* _PROBLEM DETAILS_
Skip every picture, and copy exactly the lines from the one containing "Output a JSON" to the end of the data.

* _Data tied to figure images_
>>>

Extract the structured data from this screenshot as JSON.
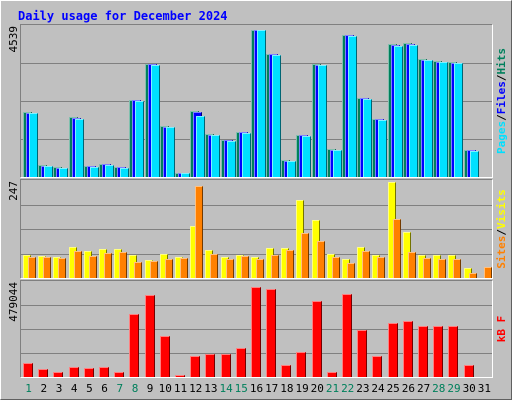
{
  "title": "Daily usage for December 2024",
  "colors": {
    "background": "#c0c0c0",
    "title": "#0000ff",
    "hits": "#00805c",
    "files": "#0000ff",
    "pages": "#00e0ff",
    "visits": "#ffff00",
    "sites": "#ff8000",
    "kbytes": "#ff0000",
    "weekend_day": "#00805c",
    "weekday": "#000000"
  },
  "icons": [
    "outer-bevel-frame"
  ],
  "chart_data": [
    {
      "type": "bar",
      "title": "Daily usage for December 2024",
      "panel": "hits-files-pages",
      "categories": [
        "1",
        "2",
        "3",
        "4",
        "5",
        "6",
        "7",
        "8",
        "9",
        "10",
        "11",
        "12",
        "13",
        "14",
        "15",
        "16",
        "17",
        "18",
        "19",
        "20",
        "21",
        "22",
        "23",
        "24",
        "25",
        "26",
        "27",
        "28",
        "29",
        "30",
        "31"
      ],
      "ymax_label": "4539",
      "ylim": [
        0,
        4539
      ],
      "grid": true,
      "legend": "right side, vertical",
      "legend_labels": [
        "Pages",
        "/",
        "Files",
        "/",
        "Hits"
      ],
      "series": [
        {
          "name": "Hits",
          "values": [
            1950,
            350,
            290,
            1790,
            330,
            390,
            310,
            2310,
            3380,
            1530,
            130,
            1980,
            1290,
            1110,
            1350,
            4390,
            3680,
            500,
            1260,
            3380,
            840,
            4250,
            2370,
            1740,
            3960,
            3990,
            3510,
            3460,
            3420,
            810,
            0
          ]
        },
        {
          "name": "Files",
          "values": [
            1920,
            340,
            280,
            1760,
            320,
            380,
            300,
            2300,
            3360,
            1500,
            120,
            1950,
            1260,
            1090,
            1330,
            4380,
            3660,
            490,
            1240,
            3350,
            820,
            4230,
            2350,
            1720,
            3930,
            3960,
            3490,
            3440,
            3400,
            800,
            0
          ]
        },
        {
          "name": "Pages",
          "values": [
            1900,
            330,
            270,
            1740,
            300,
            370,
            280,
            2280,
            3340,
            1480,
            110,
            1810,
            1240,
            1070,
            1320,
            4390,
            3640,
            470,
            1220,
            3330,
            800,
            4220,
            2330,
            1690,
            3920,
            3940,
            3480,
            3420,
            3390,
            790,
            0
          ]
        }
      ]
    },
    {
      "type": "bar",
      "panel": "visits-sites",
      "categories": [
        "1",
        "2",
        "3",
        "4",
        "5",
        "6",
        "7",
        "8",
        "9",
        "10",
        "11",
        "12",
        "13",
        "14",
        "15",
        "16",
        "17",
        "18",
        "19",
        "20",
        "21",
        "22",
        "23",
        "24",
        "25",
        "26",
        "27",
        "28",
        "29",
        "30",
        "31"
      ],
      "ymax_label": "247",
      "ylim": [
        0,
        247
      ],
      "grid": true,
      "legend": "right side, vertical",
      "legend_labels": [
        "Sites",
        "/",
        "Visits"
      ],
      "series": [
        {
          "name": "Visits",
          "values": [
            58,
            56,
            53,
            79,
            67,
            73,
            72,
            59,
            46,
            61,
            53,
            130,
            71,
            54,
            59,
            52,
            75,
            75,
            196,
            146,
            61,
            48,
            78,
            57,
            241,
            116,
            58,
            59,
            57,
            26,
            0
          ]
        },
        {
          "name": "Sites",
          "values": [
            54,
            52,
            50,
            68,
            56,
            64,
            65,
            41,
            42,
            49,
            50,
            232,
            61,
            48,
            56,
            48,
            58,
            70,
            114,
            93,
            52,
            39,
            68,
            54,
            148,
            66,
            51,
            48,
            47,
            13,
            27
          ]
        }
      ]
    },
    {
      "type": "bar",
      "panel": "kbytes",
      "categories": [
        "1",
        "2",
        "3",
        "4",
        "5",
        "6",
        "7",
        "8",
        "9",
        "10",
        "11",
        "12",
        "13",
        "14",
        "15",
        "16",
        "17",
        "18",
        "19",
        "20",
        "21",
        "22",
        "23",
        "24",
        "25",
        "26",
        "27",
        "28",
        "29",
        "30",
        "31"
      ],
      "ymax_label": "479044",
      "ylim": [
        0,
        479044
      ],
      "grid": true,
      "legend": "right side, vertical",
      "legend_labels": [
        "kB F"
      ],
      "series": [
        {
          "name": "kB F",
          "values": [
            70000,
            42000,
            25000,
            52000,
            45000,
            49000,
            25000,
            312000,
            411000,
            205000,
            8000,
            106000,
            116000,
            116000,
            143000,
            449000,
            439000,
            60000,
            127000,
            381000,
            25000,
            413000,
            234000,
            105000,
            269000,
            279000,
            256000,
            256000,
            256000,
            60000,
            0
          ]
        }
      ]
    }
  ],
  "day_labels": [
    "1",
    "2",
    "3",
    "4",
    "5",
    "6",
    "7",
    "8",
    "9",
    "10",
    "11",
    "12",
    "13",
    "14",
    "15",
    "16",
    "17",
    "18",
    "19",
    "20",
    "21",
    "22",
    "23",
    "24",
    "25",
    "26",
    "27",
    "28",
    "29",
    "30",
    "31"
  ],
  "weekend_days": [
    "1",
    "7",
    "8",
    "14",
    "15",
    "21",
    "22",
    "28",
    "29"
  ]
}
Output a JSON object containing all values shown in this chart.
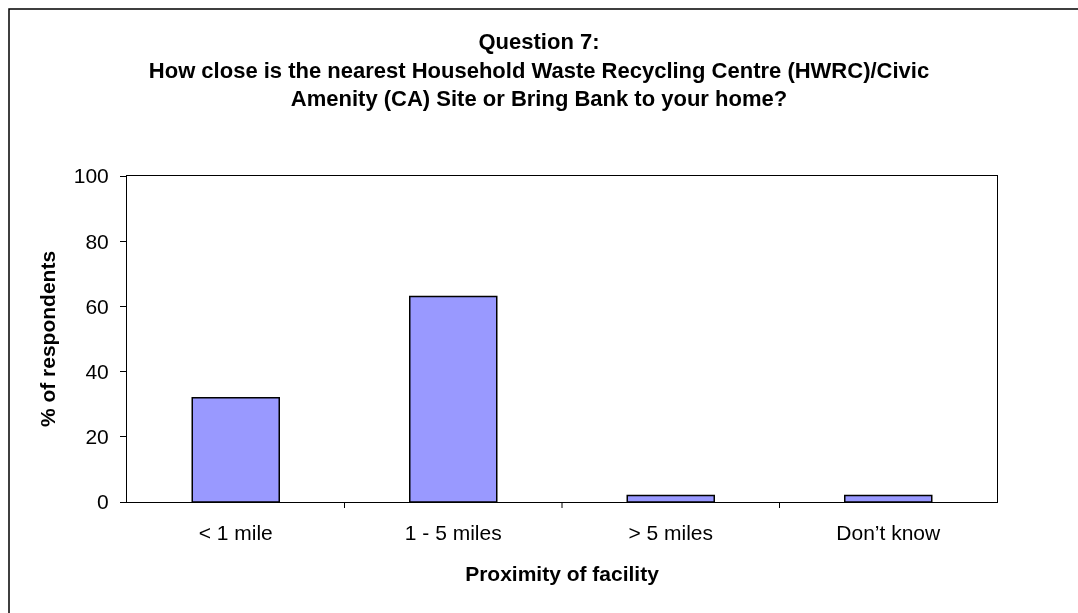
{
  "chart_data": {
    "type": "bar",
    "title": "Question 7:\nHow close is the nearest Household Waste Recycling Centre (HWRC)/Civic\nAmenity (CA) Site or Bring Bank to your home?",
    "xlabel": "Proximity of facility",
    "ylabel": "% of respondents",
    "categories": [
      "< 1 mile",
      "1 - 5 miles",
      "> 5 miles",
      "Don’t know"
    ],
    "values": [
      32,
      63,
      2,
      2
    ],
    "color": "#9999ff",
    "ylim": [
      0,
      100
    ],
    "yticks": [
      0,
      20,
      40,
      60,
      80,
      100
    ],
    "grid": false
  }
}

<<<

* _WRITTEN ANSWER_
Output a JSON object containing all values shown in this chart.
{
  "chart_data": {
    "type": "bar",
    "title": "Question 7:\nHow close is the nearest Household Waste Recycling Centre (HWRC)/Civic\nAmenity (CA) Site or Bring Bank to your home?",
    "xlabel": "Proximity of facility",
    "ylabel": "% of respondents",
    "categories": [
      "< 1 mile",
      "1 - 5 miles",
      "> 5 miles",
      "Don’t know"
    ],
    "values": [
      32,
      63,
      2,
      2
    ],
    "color": "#9999ff",
    "ylim": [
      0,
      100
    ],
    "yticks": [
      0,
      20,
      40,
      60,
      80,
      100
    ],
    "grid": false
  }
}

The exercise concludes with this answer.